**GIVEN PROBLEM**
Word for word, give the material below again, minus any images.

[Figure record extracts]
-- Start --

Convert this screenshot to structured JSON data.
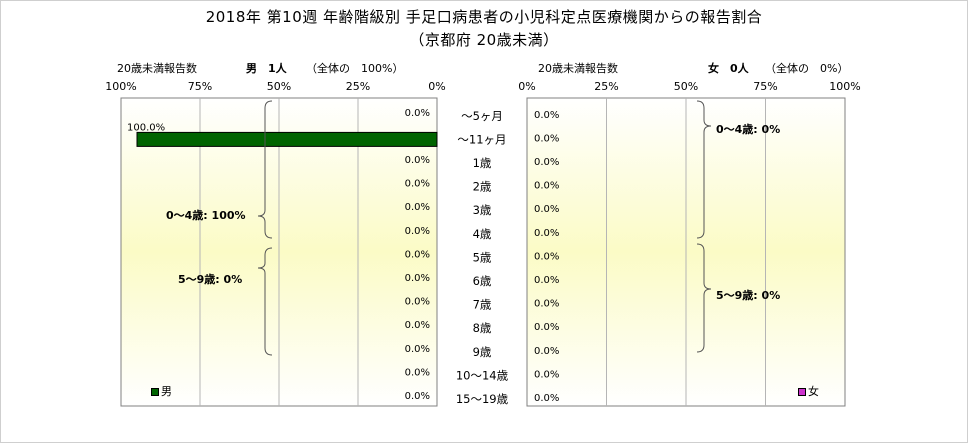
{
  "title": "2018年 第10週 年齢階級別 手足口病患者の小児科定点医療機関からの報告割合",
  "subtitle": "（京都府 20歳未満）",
  "male_panel": {
    "caption": "20歳未満報告数",
    "count_label": "男　1人",
    "share_label": "（全体の　100%）",
    "legend": "男",
    "group_labels": [
      "0～4歳: 100%",
      "5～9歳: 0%"
    ],
    "axis_ticks": [
      "100%",
      "75%",
      "50%",
      "25%",
      "0%"
    ],
    "color": "#006400"
  },
  "female_panel": {
    "caption": "20歳未満報告数",
    "count_label": "女　0人",
    "share_label": "（全体の　0%）",
    "legend": "女",
    "group_labels": [
      "0～4歳: 0%",
      "5～9歳: 0%"
    ],
    "axis_ticks": [
      "0%",
      "25%",
      "50%",
      "75%",
      "100%"
    ],
    "color": "#cc33cc"
  },
  "chart_data": {
    "type": "bar",
    "orientation": "horizontal",
    "categories": [
      "～5ヶ月",
      "～11ヶ月",
      "1歳",
      "2歳",
      "3歳",
      "4歳",
      "5歳",
      "6歳",
      "7歳",
      "8歳",
      "9歳",
      "10～14歳",
      "15～19歳"
    ],
    "series": [
      {
        "name": "男",
        "values": [
          0,
          100,
          0,
          0,
          0,
          0,
          0,
          0,
          0,
          0,
          0,
          0,
          0
        ],
        "labels": [
          "0.0%",
          "100.0%",
          "0.0%",
          "0.0%",
          "0.0%",
          "0.0%",
          "0.0%",
          "0.0%",
          "0.0%",
          "0.0%",
          "0.0%",
          "0.0%",
          "0.0%"
        ]
      },
      {
        "name": "女",
        "values": [
          0,
          0,
          0,
          0,
          0,
          0,
          0,
          0,
          0,
          0,
          0,
          0,
          0
        ],
        "labels": [
          "0.0%",
          "0.0%",
          "0.0%",
          "0.0%",
          "0.0%",
          "0.0%",
          "0.0%",
          "0.0%",
          "0.0%",
          "0.0%",
          "0.0%",
          "0.0%",
          "0.0%"
        ]
      }
    ],
    "xlim": [
      0,
      100
    ],
    "grid": true
  }
}
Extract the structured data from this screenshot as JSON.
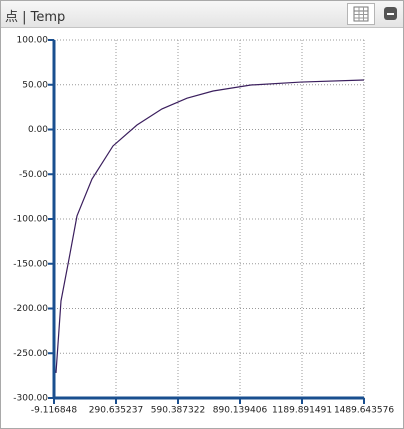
{
  "window": {
    "title": "点 | Temp"
  },
  "chart_data": {
    "type": "line",
    "x": [
      0.5,
      24.7,
      63.4,
      102,
      174.6,
      276,
      392,
      513,
      634,
      760,
      943,
      1185,
      1489.6
    ],
    "series": [
      {
        "color": "#3b1f5e",
        "values": [
          -272,
          -191.6,
          -144.7,
          -96.6,
          -55.3,
          -18.4,
          5,
          23,
          35,
          43,
          49.7,
          53,
          55.3
        ]
      }
    ],
    "xlim": [
      -9.116848,
      1489.643576
    ],
    "xticks": [
      -9.116848,
      290.635237,
      590.387322,
      890.139406,
      1189.891491,
      1489.643576
    ],
    "ylim": [
      -300,
      100
    ],
    "yticks": [
      {
        "value": 100,
        "label": "100.00"
      },
      {
        "value": 50,
        "label": "50.00"
      },
      {
        "value": 0,
        "label": "0.00"
      },
      {
        "value": -50,
        "label": "-50.00"
      },
      {
        "value": -100,
        "label": "-100.00"
      },
      {
        "value": -150,
        "label": "-150.00"
      },
      {
        "value": -200,
        "label": "-200.00"
      },
      {
        "value": -250,
        "label": "-250.00"
      },
      {
        "value": -300,
        "label": "-300.00"
      }
    ],
    "grid": true
  }
}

-- End --

**RESULT FOR THIS TASK**
Convert this screenshot to structured JSON data.
{
  "title": "2018年 第10週 年齢階級別 手足口病患者の小児科定点医療機関からの報告割合",
  "subtitle": "（京都府 20歳未満）",
  "male_panel": {
    "caption": "20歳未満報告数",
    "count_label": "男　1人",
    "share_label": "（全体の　100%）",
    "legend": "男",
    "group_labels": [
      "0～4歳: 100%",
      "5～9歳: 0%"
    ],
    "axis_ticks": [
      "100%",
      "75%",
      "50%",
      "25%",
      "0%"
    ],
    "color": "#006400"
  },
  "female_panel": {
    "caption": "20歳未満報告数",
    "count_label": "女　0人",
    "share_label": "（全体の　0%）",
    "legend": "女",
    "group_labels": [
      "0～4歳: 0%",
      "5～9歳: 0%"
    ],
    "axis_ticks": [
      "0%",
      "25%",
      "50%",
      "75%",
      "100%"
    ],
    "color": "#cc33cc"
  },
  "chart_data": {
    "type": "bar",
    "orientation": "horizontal",
    "categories": [
      "～5ヶ月",
      "～11ヶ月",
      "1歳",
      "2歳",
      "3歳",
      "4歳",
      "5歳",
      "6歳",
      "7歳",
      "8歳",
      "9歳",
      "10～14歳",
      "15～19歳"
    ],
    "series": [
      {
        "name": "男",
        "values": [
          0,
          100,
          0,
          0,
          0,
          0,
          0,
          0,
          0,
          0,
          0,
          0,
          0
        ],
        "labels": [
          "0.0%",
          "100.0%",
          "0.0%",
          "0.0%",
          "0.0%",
          "0.0%",
          "0.0%",
          "0.0%",
          "0.0%",
          "0.0%",
          "0.0%",
          "0.0%",
          "0.0%"
        ]
      },
      {
        "name": "女",
        "values": [
          0,
          0,
          0,
          0,
          0,
          0,
          0,
          0,
          0,
          0,
          0,
          0,
          0
        ],
        "labels": [
          "0.0%",
          "0.0%",
          "0.0%",
          "0.0%",
          "0.0%",
          "0.0%",
          "0.0%",
          "0.0%",
          "0.0%",
          "0.0%",
          "0.0%",
          "0.0%",
          "0.0%"
        ]
      }
    ],
    "xlim": [
      0,
      100
    ],
    "grid": true
  }
}
Extract the structured data from this screenshot as JSON.
{
  "window": {
    "title": "点 | Temp"
  },
  "chart_data": {
    "type": "line",
    "x": [
      0.5,
      24.7,
      63.4,
      102,
      174.6,
      276,
      392,
      513,
      634,
      760,
      943,
      1185,
      1489.6
    ],
    "series": [
      {
        "color": "#3b1f5e",
        "values": [
          -272,
          -191.6,
          -144.7,
          -96.6,
          -55.3,
          -18.4,
          5,
          23,
          35,
          43,
          49.7,
          53,
          55.3
        ]
      }
    ],
    "xlim": [
      -9.116848,
      1489.643576
    ],
    "xticks": [
      -9.116848,
      290.635237,
      590.387322,
      890.139406,
      1189.891491,
      1489.643576
    ],
    "ylim": [
      -300,
      100
    ],
    "yticks": [
      {
        "value": 100,
        "label": "100.00"
      },
      {
        "value": 50,
        "label": "50.00"
      },
      {
        "value": 0,
        "label": "0.00"
      },
      {
        "value": -50,
        "label": "-50.00"
      },
      {
        "value": -100,
        "label": "-100.00"
      },
      {
        "value": -150,
        "label": "-150.00"
      },
      {
        "value": -200,
        "label": "-200.00"
      },
      {
        "value": -250,
        "label": "-250.00"
      },
      {
        "value": -300,
        "label": "-300.00"
      }
    ],
    "grid": true
  }
}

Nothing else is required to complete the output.